EXERCISE GOAL: Identify each line in the records below that contains the word "background", and copy it.
---+---
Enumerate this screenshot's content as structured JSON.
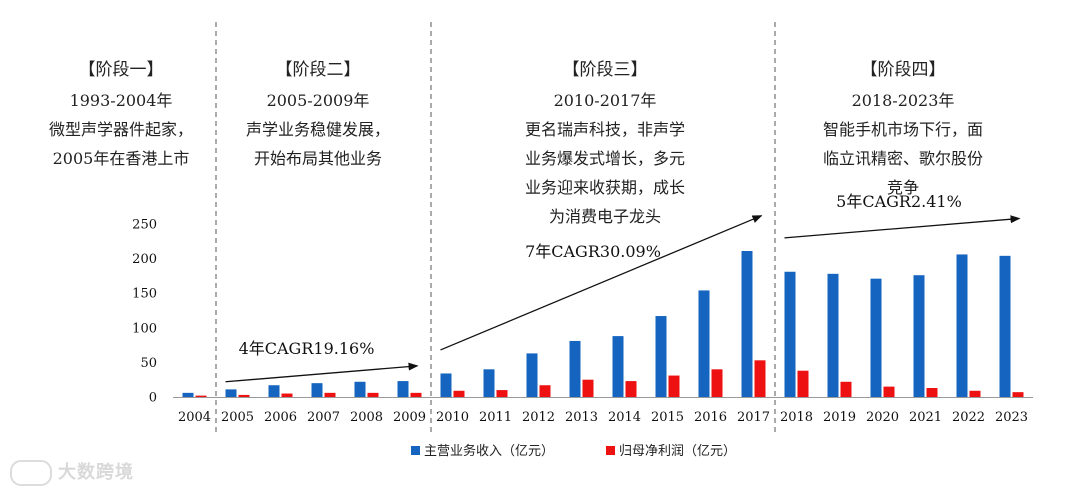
{
  "chart_data": {
    "type": "bar",
    "categories": [
      "2004",
      "2005",
      "2006",
      "2007",
      "2008",
      "2009",
      "2010",
      "2011",
      "2012",
      "2013",
      "2014",
      "2015",
      "2016",
      "2017",
      "2018",
      "2019",
      "2020",
      "2021",
      "2022",
      "2023"
    ],
    "series": [
      {
        "name": "主营业务收入（亿元）",
        "color": "#1565c0",
        "values": [
          6,
          11,
          17,
          20,
          22,
          23,
          34,
          40,
          63,
          81,
          88,
          117,
          154,
          211,
          181,
          178,
          171,
          176,
          206,
          204
        ]
      },
      {
        "name": "归母净利润（亿元）",
        "color": "#ee1111",
        "values": [
          2,
          3,
          5,
          6,
          6,
          6,
          9,
          10,
          17,
          25,
          23,
          31,
          40,
          53,
          38,
          22,
          15,
          13,
          9,
          7
        ]
      }
    ],
    "ylim": [
      0,
      250
    ],
    "yticks": [
      0,
      50,
      100,
      150,
      200,
      250
    ],
    "legend_position": "bottom-center",
    "stages": [
      {
        "title": "【阶段一】",
        "lines": [
          "1993-2004年",
          "微型声学器件起家，",
          "2005年在香港上市"
        ]
      },
      {
        "title": "【阶段二】",
        "lines": [
          "2005-2009年",
          "声学业务稳健发展，",
          "开始布局其他业务"
        ]
      },
      {
        "title": "【阶段三】",
        "lines": [
          "2010-2017年",
          "更名瑞声科技，非声学",
          "业务爆发式增长，多元",
          "业务迎来收获期，成长",
          "为消费电子龙头"
        ]
      },
      {
        "title": "【阶段四】",
        "lines": [
          "2018-2023年",
          "智能手机市场下行，面",
          "临立讯精密、歌尔股份",
          "竞争"
        ]
      }
    ],
    "annotations": [
      {
        "text": "4年CAGR19.16%",
        "from_year": "2005",
        "to_year": "2009",
        "from_value": 22,
        "to_value": 45
      },
      {
        "text": "7年CAGR30.09%",
        "from_year": "2010",
        "to_year": "2017",
        "from_value": 68,
        "to_value": 262
      },
      {
        "text": "5年CAGR2.41%",
        "from_year": "2018",
        "to_year": "2023",
        "from_value": 230,
        "to_value": 258
      }
    ]
  },
  "watermark": "大数跨境"
}
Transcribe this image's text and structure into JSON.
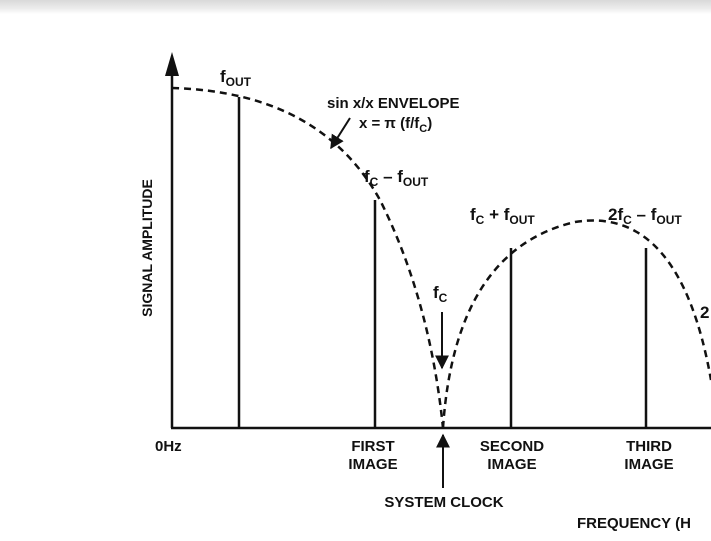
{
  "diagram": {
    "y_axis_label": "SIGNAL AMPLITUDE",
    "x_axis_label": "FREQUENCY (H",
    "origin_label": "0Hz",
    "envelope_label_line1": "sin x/x ENVELOPE",
    "envelope_label_line2": "x = π (f/f",
    "envelope_label_line2_sub": "C",
    "envelope_label_line2_end": ")",
    "fout": {
      "main": "f",
      "sub": "OUT"
    },
    "fc_minus_fout": {
      "a": "f",
      "a_sub": "C",
      "op": " – f",
      "b_sub": "OUT"
    },
    "fc_plus_fout": {
      "a": "f",
      "a_sub": "C",
      "op": " + f",
      "b_sub": "OUT"
    },
    "two_fc_minus_fout": {
      "a": "2f",
      "a_sub": "C",
      "op": " – f",
      "b_sub": "OUT"
    },
    "fc": {
      "main": "f",
      "sub": "C"
    },
    "cut_label": "2",
    "first_image": {
      "line1": "FIRST",
      "line2": "IMAGE"
    },
    "second_image": {
      "line1": "SECOND",
      "line2": "IMAGE"
    },
    "third_image": {
      "line1": "THIRD",
      "line2": "IMAGE"
    },
    "system_clock": "SYSTEM CLOCK"
  },
  "colors": {
    "ink": "#111111",
    "background": "#ffffff"
  }
}
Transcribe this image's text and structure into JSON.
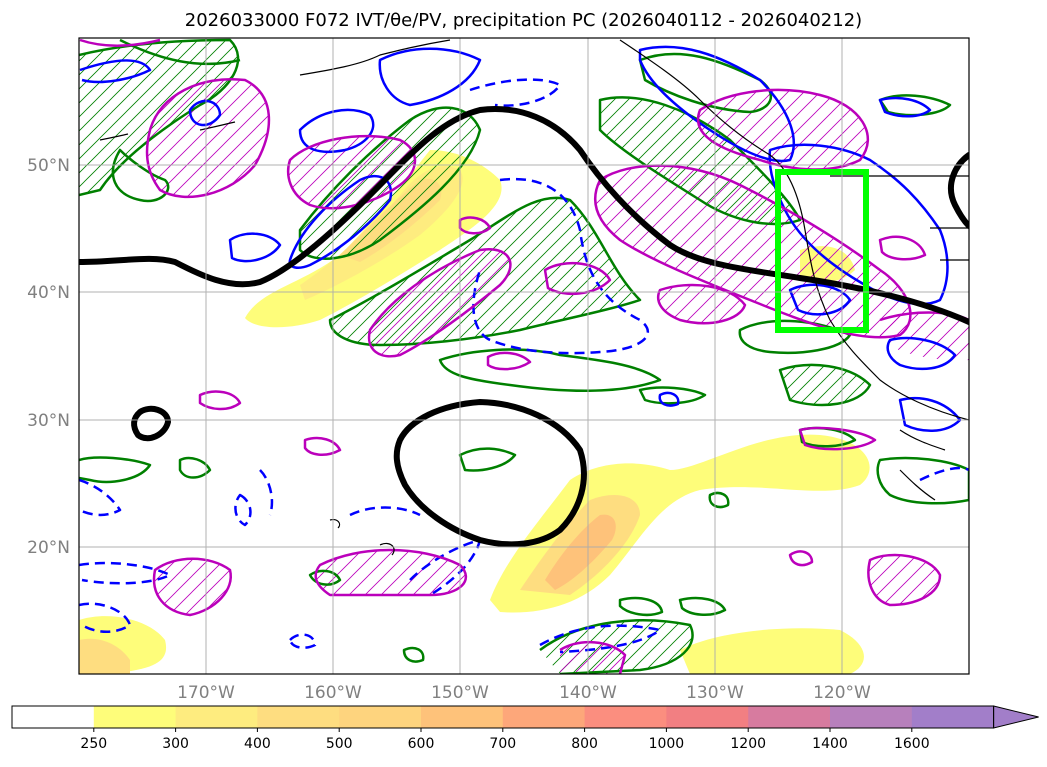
{
  "title": "2026033000 F072 IVT/θe/PV, precipitation PC (2026040112 - 2026040212)",
  "lat_labels": [
    "50°N",
    "40°N",
    "30°N",
    "20°N"
  ],
  "lon_labels": [
    "170°W",
    "160°W",
    "150°W",
    "140°W",
    "130°W",
    "120°W"
  ],
  "colorbar": {
    "ticks": [
      "250",
      "300",
      "400",
      "500",
      "600",
      "700",
      "800",
      "1000",
      "1200",
      "1400",
      "1600"
    ],
    "colors": [
      "#ffffff",
      "#fefd7a",
      "#feec7f",
      "#fedd80",
      "#fed47e",
      "#fec27a",
      "#fda77a",
      "#fb8e7f",
      "#f27f82",
      "#d77b9f",
      "#b780bc",
      "#a27ec9"
    ],
    "extend": "max"
  },
  "map": {
    "lat_range": [
      10,
      60
    ],
    "lon_range": [
      -180,
      -110
    ],
    "box_color": "#00ff00",
    "jet_color": "#000000",
    "pv_color": "#0000ff",
    "theta_color": "#008000",
    "prec_color": "#bb00bb"
  }
}
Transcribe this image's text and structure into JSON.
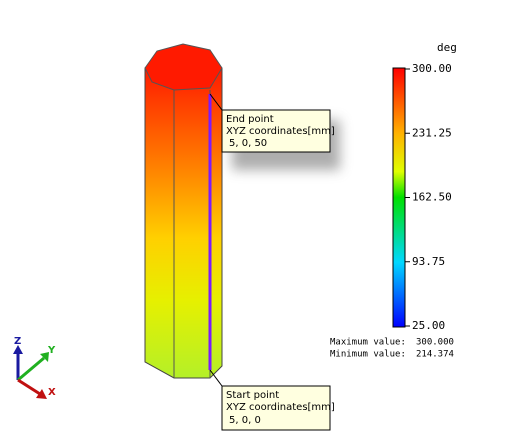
{
  "legend": {
    "unit": "deg",
    "ticks": [
      "300.00",
      "231.25",
      "162.50",
      "93.75",
      "25.00"
    ],
    "max_label": "Maximum value:",
    "max_value": "300.000",
    "min_label": "Minimum value:",
    "min_value": "214.374"
  },
  "callouts": [
    {
      "title": "End point",
      "label": "XYZ coordinates[mm]",
      "coords": "5, 0, 50"
    },
    {
      "title": "Start point",
      "label": "XYZ coordinates[mm]",
      "coords": "5, 0, 0"
    }
  ],
  "axes": {
    "z": "Z",
    "y": "Y",
    "x": "X"
  }
}
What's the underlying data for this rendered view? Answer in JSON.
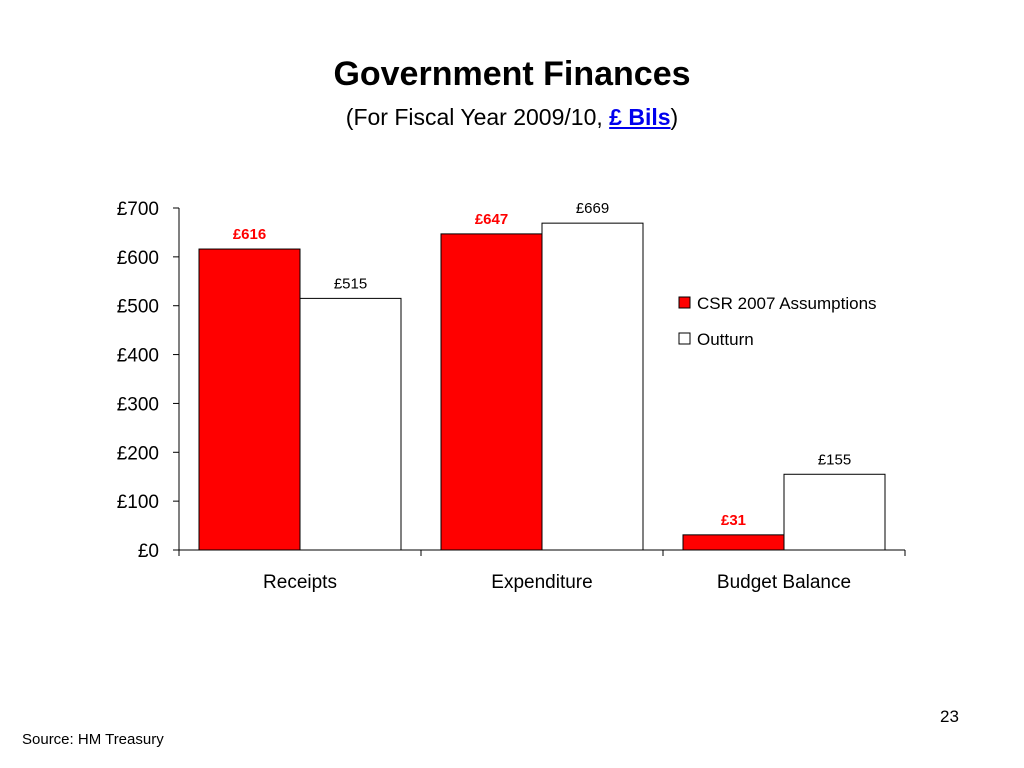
{
  "slide": {
    "title": "Government Finances",
    "subtitle_prefix": "(For Fiscal Year 2009/10, ",
    "subtitle_unit": "£ Bils",
    "subtitle_suffix": ")",
    "source": "Source: HM Treasury",
    "page_number": "23"
  },
  "chart_data": {
    "type": "bar",
    "categories": [
      "Receipts",
      "Expenditure",
      "Budget Balance"
    ],
    "series": [
      {
        "name": "CSR 2007 Assumptions",
        "values": [
          616,
          647,
          31
        ],
        "labels": [
          "£616",
          "£647",
          "£31"
        ],
        "color": "#ff0000",
        "label_color": "#ff0000",
        "label_bold": true
      },
      {
        "name": "Outturn",
        "values": [
          515,
          669,
          155
        ],
        "labels": [
          "£515",
          "£669",
          "£155"
        ],
        "color": "#ffffff",
        "label_color": "#000000",
        "label_bold": false
      }
    ],
    "ylim": [
      0,
      700
    ],
    "yticks": [
      0,
      100,
      200,
      300,
      400,
      500,
      600,
      700
    ],
    "ytick_labels": [
      "£0",
      "£100",
      "£200",
      "£300",
      "£400",
      "£500",
      "£600",
      "£700"
    ],
    "grid": false,
    "legend": "right"
  }
}
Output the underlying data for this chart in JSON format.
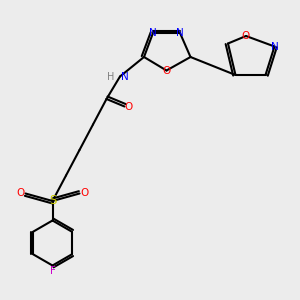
{
  "bg_color": "#ececec",
  "bond_color": "#000000",
  "bond_width": 1.5,
  "atom_colors": {
    "N": "#0000ff",
    "O": "#ff0000",
    "S": "#cccc00",
    "F": "#cc00cc",
    "H_N": "#808080",
    "C": "#000000"
  },
  "font_size": 7.5
}
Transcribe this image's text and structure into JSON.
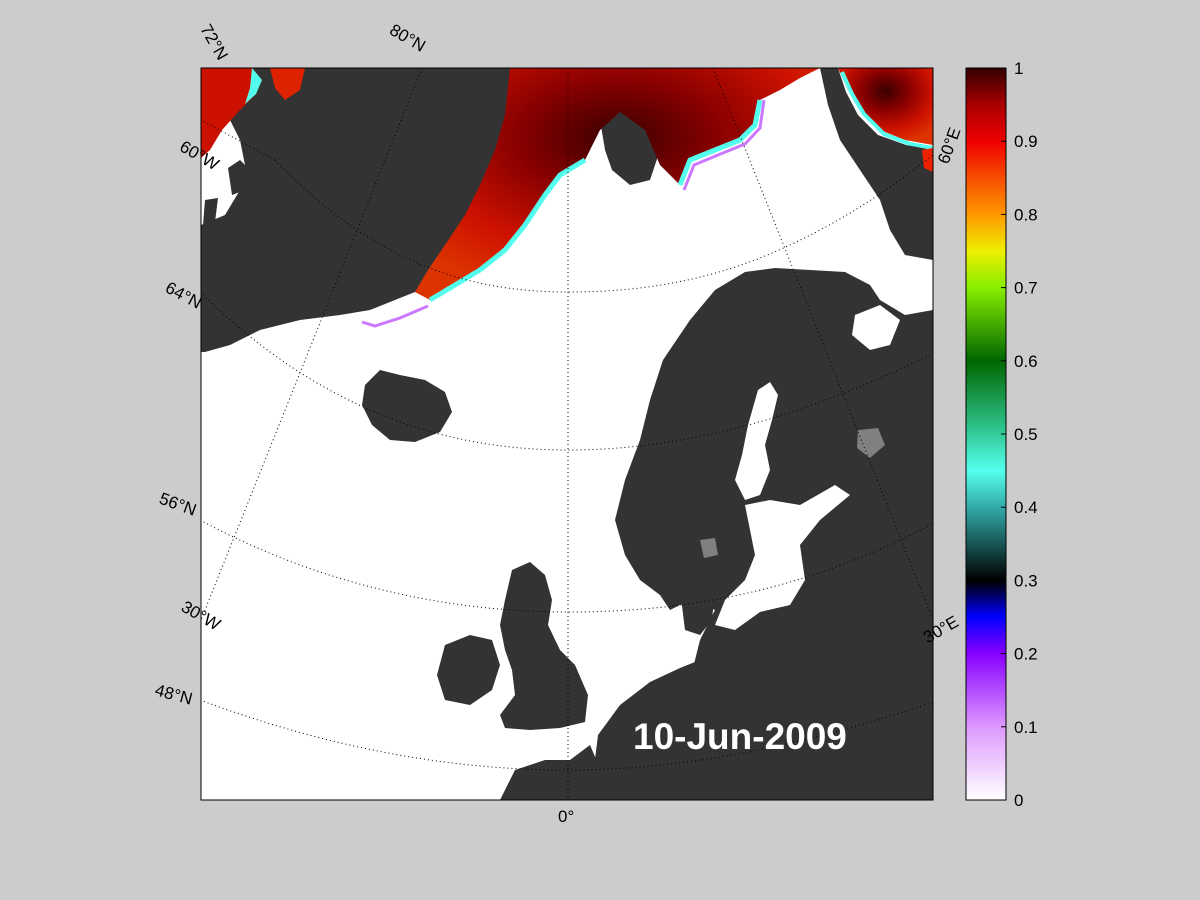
{
  "map": {
    "date_label": "10-Jun-2009",
    "graticule_labels": {
      "lat_72": "72°N",
      "lat_80": "80°N",
      "lon_60w": "60°W",
      "lat_64": "64°N",
      "lat_56": "56°N",
      "lon_30w": "30°W",
      "lat_48": "48°N",
      "lon_0": "0°",
      "lon_30e": "30°E",
      "lon_60e": "60°E"
    },
    "colors": {
      "ocean": "#ffffff",
      "land": "#333333",
      "lake": "#808080",
      "background": "#cccccc"
    }
  },
  "colorbar": {
    "min": 0,
    "max": 1,
    "ticks": [
      "0",
      "0.1",
      "0.2",
      "0.3",
      "0.4",
      "0.5",
      "0.6",
      "0.7",
      "0.8",
      "0.9",
      "1"
    ],
    "stops": [
      {
        "v": 0.0,
        "c": "#ffffff"
      },
      {
        "v": 0.1,
        "c": "#dd99ff"
      },
      {
        "v": 0.2,
        "c": "#8800ff"
      },
      {
        "v": 0.25,
        "c": "#0000ff"
      },
      {
        "v": 0.3,
        "c": "#000000"
      },
      {
        "v": 0.4,
        "c": "#33aaaa"
      },
      {
        "v": 0.45,
        "c": "#55ffee"
      },
      {
        "v": 0.5,
        "c": "#33cc99"
      },
      {
        "v": 0.6,
        "c": "#006600"
      },
      {
        "v": 0.7,
        "c": "#88ee00"
      },
      {
        "v": 0.75,
        "c": "#eeee00"
      },
      {
        "v": 0.8,
        "c": "#ff9900"
      },
      {
        "v": 0.9,
        "c": "#ee0000"
      },
      {
        "v": 0.95,
        "c": "#aa0000"
      },
      {
        "v": 1.0,
        "c": "#330000"
      }
    ]
  }
}
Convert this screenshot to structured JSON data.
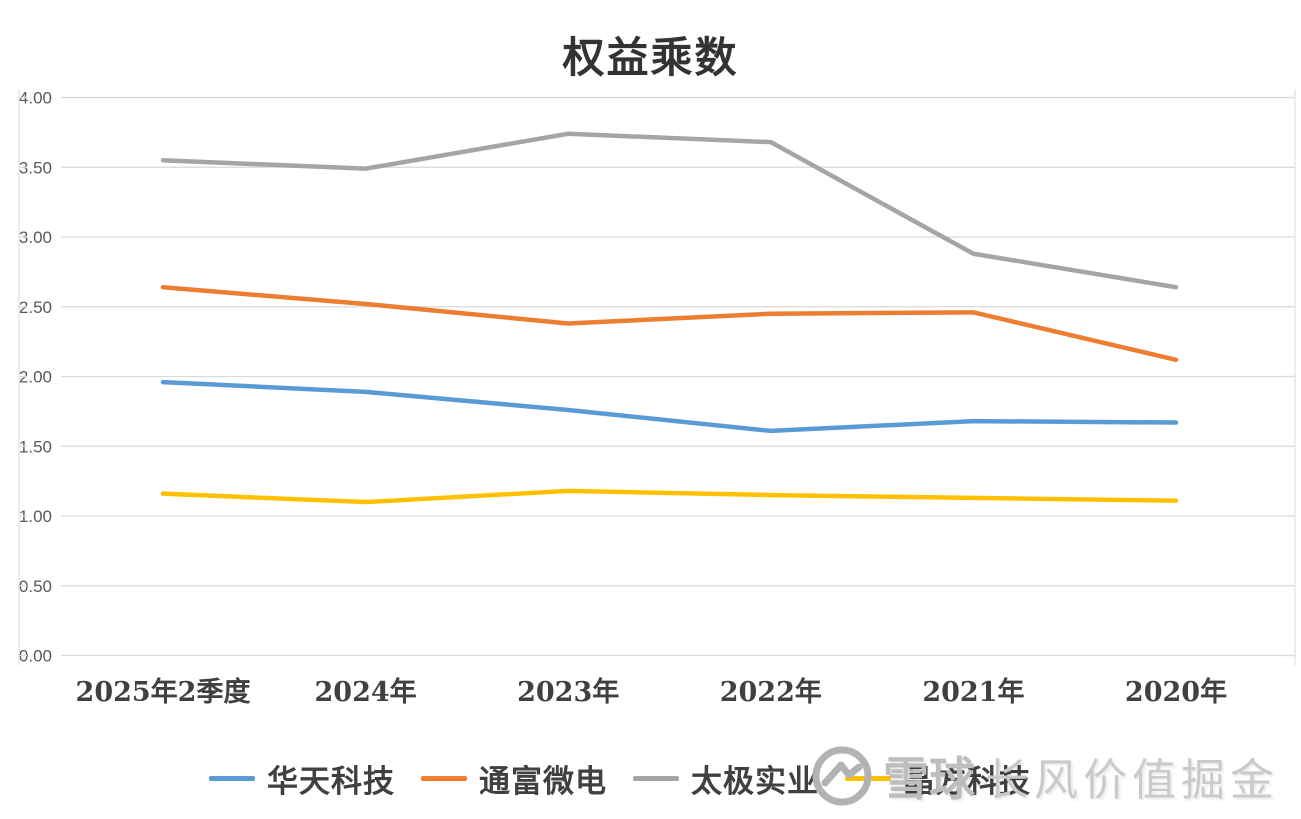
---+---
ANSWER BELOW:
    "background": "#ffffff"
      "background": "#cccccc"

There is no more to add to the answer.